> Given request
Copy out the entries exactly, from the first line to the last.

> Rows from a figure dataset
• • • • •

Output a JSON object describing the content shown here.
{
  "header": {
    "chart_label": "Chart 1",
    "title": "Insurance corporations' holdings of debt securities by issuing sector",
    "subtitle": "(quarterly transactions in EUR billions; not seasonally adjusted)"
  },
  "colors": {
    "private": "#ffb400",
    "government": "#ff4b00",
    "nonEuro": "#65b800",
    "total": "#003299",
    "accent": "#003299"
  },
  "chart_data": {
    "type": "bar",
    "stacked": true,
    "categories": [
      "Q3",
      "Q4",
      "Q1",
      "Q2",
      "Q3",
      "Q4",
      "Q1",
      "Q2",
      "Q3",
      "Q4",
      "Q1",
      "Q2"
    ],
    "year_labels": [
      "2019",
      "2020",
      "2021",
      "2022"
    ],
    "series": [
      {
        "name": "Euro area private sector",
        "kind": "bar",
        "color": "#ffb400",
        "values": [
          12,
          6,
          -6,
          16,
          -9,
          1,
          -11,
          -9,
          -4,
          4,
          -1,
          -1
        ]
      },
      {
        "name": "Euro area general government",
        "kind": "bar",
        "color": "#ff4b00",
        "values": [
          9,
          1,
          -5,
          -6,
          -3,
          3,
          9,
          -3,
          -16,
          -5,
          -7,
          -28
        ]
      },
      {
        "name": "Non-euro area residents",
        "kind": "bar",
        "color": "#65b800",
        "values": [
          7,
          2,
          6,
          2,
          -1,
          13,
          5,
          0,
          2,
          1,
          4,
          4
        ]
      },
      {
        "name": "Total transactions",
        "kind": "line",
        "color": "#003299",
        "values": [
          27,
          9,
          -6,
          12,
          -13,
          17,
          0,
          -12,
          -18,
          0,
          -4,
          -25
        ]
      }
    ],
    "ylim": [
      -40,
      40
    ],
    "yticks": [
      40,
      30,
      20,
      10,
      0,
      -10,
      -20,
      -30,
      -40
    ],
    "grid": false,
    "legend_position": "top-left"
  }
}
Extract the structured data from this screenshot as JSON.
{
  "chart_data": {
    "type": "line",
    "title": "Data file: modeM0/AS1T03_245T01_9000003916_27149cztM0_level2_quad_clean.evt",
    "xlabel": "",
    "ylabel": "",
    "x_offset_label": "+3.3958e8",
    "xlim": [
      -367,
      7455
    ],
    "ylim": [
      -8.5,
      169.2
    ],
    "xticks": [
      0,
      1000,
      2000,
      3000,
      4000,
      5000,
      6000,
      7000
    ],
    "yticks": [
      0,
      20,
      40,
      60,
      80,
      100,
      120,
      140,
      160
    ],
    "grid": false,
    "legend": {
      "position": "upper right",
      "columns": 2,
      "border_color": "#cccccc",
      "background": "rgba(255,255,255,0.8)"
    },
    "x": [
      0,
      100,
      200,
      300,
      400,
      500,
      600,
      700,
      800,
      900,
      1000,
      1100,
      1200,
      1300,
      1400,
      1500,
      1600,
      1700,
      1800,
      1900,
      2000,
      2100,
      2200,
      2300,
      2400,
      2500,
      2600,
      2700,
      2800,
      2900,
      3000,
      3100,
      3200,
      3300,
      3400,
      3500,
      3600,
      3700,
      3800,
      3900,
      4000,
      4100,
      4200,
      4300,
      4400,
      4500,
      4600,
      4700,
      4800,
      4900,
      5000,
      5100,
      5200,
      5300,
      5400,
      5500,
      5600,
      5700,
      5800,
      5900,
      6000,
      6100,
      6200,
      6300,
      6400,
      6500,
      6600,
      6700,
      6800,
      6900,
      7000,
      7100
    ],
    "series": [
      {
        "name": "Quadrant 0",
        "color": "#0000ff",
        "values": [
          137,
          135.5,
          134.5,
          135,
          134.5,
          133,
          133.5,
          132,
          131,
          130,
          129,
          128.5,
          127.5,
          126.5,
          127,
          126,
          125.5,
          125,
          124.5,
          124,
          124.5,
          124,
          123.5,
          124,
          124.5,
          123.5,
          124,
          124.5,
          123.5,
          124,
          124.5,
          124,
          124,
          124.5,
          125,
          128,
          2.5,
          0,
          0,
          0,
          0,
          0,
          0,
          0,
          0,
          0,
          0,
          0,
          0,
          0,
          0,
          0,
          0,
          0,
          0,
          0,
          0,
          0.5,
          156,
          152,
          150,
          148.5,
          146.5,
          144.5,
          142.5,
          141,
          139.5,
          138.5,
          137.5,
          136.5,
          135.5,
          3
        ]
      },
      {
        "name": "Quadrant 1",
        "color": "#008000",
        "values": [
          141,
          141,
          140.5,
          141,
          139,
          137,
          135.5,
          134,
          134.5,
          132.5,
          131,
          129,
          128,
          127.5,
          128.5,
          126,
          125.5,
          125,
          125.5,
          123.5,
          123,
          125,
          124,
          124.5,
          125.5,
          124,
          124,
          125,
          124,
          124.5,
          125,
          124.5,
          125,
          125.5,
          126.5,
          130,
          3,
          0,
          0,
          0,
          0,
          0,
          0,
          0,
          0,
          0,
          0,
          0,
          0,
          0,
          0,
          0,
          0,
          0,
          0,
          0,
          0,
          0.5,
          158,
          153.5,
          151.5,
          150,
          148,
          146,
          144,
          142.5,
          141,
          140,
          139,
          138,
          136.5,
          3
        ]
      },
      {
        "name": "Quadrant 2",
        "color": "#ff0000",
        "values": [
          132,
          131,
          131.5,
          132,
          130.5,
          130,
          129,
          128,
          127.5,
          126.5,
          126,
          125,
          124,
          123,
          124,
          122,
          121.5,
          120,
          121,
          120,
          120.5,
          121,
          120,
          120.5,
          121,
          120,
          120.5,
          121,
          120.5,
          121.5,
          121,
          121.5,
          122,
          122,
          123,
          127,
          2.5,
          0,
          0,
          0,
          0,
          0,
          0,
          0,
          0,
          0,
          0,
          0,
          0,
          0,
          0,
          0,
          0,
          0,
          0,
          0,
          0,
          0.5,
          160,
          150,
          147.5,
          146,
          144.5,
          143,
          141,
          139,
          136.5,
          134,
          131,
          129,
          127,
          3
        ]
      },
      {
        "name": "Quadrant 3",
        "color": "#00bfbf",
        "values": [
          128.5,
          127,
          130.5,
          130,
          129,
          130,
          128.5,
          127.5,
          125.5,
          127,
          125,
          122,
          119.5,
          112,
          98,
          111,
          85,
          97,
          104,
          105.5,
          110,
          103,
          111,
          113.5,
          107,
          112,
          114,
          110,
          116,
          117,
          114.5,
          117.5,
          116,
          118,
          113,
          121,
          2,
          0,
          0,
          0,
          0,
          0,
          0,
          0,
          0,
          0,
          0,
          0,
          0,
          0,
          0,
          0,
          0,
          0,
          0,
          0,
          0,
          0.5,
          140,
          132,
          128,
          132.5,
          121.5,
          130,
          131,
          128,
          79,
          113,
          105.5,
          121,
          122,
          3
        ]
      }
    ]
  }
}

• • • • •

> Response below
Output a JSON object describing the content shown here.
{
  "header": {
    "chart_label": "Chart 1",
    "title": "Insurance corporations' holdings of debt securities by issuing sector",
    "subtitle": "(quarterly transactions in EUR billions; not seasonally adjusted)"
  },
  "colors": {
    "private": "#ffb400",
    "government": "#ff4b00",
    "nonEuro": "#65b800",
    "total": "#003299",
    "accent": "#003299"
  },
  "chart_data": {
    "type": "bar",
    "stacked": true,
    "categories": [
      "Q3",
      "Q4",
      "Q1",
      "Q2",
      "Q3",
      "Q4",
      "Q1",
      "Q2",
      "Q3",
      "Q4",
      "Q1",
      "Q2"
    ],
    "year_labels": [
      "2019",
      "2020",
      "2021",
      "2022"
    ],
    "series": [
      {
        "name": "Euro area private sector",
        "kind": "bar",
        "color": "#ffb400",
        "values": [
          12,
          6,
          -6,
          16,
          -9,
          1,
          -11,
          -9,
          -4,
          4,
          -1,
          -1
        ]
      },
      {
        "name": "Euro area general government",
        "kind": "bar",
        "color": "#ff4b00",
        "values": [
          9,
          1,
          -5,
          -6,
          -3,
          3,
          9,
          -3,
          -16,
          -5,
          -7,
          -28
        ]
      },
      {
        "name": "Non-euro area residents",
        "kind": "bar",
        "color": "#65b800",
        "values": [
          7,
          2,
          6,
          2,
          -1,
          13,
          5,
          0,
          2,
          1,
          4,
          4
        ]
      },
      {
        "name": "Total transactions",
        "kind": "line",
        "color": "#003299",
        "values": [
          27,
          9,
          -6,
          12,
          -13,
          17,
          0,
          -12,
          -18,
          0,
          -4,
          -25
        ]
      }
    ],
    "ylim": [
      -40,
      40
    ],
    "yticks": [
      40,
      30,
      20,
      10,
      0,
      -10,
      -20,
      -30,
      -40
    ],
    "grid": false,
    "legend_position": "top-left"
  }
}
Extract the structured data from this screenshot as JSON.
{
  "chart_data": {
    "type": "line",
    "title": "Data file: modeM0/AS1T03_245T01_9000003916_27149cztM0_level2_quad_clean.evt",
    "xlabel": "",
    "ylabel": "",
    "x_offset_label": "+3.3958e8",
    "xlim": [
      -367,
      7455
    ],
    "ylim": [
      -8.5,
      169.2
    ],
    "xticks": [
      0,
      1000,
      2000,
      3000,
      4000,
      5000,
      6000,
      7000
    ],
    "yticks": [
      0,
      20,
      40,
      60,
      80,
      100,
      120,
      140,
      160
    ],
    "grid": false,
    "legend": {
      "position": "upper right",
      "columns": 2,
      "border_color": "#cccccc",
      "background": "rgba(255,255,255,0.8)"
    },
    "x": [
      0,
      100,
      200,
      300,
      400,
      500,
      600,
      700,
      800,
      900,
      1000,
      1100,
      1200,
      1300,
      1400,
      1500,
      1600,
      1700,
      1800,
      1900,
      2000,
      2100,
      2200,
      2300,
      2400,
      2500,
      2600,
      2700,
      2800,
      2900,
      3000,
      3100,
      3200,
      3300,
      3400,
      3500,
      3600,
      3700,
      3800,
      3900,
      4000,
      4100,
      4200,
      4300,
      4400,
      4500,
      4600,
      4700,
      4800,
      4900,
      5000,
      5100,
      5200,
      5300,
      5400,
      5500,
      5600,
      5700,
      5800,
      5900,
      6000,
      6100,
      6200,
      6300,
      6400,
      6500,
      6600,
      6700,
      6800,
      6900,
      7000,
      7100
    ],
    "series": [
      {
        "name": "Quadrant 0",
        "color": "#0000ff",
        "values": [
          137,
          135.5,
          134.5,
          135,
          134.5,
          133,
          133.5,
          132,
          131,
          130,
          129,
          128.5,
          127.5,
          126.5,
          127,
          126,
          125.5,
          125,
          124.5,
          124,
          124.5,
          124,
          123.5,
          124,
          124.5,
          123.5,
          124,
          124.5,
          123.5,
          124,
          124.5,
          124,
          124,
          124.5,
          125,
          128,
          2.5,
          0,
          0,
          0,
          0,
          0,
          0,
          0,
          0,
          0,
          0,
          0,
          0,
          0,
          0,
          0,
          0,
          0,
          0,
          0,
          0,
          0.5,
          156,
          152,
          150,
          148.5,
          146.5,
          144.5,
          142.5,
          141,
          139.5,
          138.5,
          137.5,
          136.5,
          135.5,
          3
        ]
      },
      {
        "name": "Quadrant 1",
        "color": "#008000",
        "values": [
          141,
          141,
          140.5,
          141,
          139,
          137,
          135.5,
          134,
          134.5,
          132.5,
          131,
          129,
          128,
          127.5,
          128.5,
          126,
          125.5,
          125,
          125.5,
          123.5,
          123,
          125,
          124,
          124.5,
          125.5,
          124,
          124,
          125,
          124,
          124.5,
          125,
          124.5,
          125,
          125.5,
          126.5,
          130,
          3,
          0,
          0,
          0,
          0,
          0,
          0,
          0,
          0,
          0,
          0,
          0,
          0,
          0,
          0,
          0,
          0,
          0,
          0,
          0,
          0,
          0.5,
          158,
          153.5,
          151.5,
          150,
          148,
          146,
          144,
          142.5,
          141,
          140,
          139,
          138,
          136.5,
          3
        ]
      },
      {
        "name": "Quadrant 2",
        "color": "#ff0000",
        "values": [
          132,
          131,
          131.5,
          132,
          130.5,
          130,
          129,
          128,
          127.5,
          126.5,
          126,
          125,
          124,
          123,
          124,
          122,
          121.5,
          120,
          121,
          120,
          120.5,
          121,
          120,
          120.5,
          121,
          120,
          120.5,
          121,
          120.5,
          121.5,
          121,
          121.5,
          122,
          122,
          123,
          127,
          2.5,
          0,
          0,
          0,
          0,
          0,
          0,
          0,
          0,
          0,
          0,
          0,
          0,
          0,
          0,
          0,
          0,
          0,
          0,
          0,
          0,
          0.5,
          160,
          150,
          147.5,
          146,
          144.5,
          143,
          141,
          139,
          136.5,
          134,
          131,
          129,
          127,
          3
        ]
      },
      {
        "name": "Quadrant 3",
        "color": "#00bfbf",
        "values": [
          128.5,
          127,
          130.5,
          130,
          129,
          130,
          128.5,
          127.5,
          125.5,
          127,
          125,
          122,
          119.5,
          112,
          98,
          111,
          85,
          97,
          104,
          105.5,
          110,
          103,
          111,
          113.5,
          107,
          112,
          114,
          110,
          116,
          117,
          114.5,
          117.5,
          116,
          118,
          113,
          121,
          2,
          0,
          0,
          0,
          0,
          0,
          0,
          0,
          0,
          0,
          0,
          0,
          0,
          0,
          0,
          0,
          0,
          0,
          0,
          0,
          0,
          0.5,
          140,
          132,
          128,
          132.5,
          121.5,
          130,
          131,
          128,
          79,
          113,
          105.5,
          121,
          122,
          3
        ]
      }
    ]
  }
}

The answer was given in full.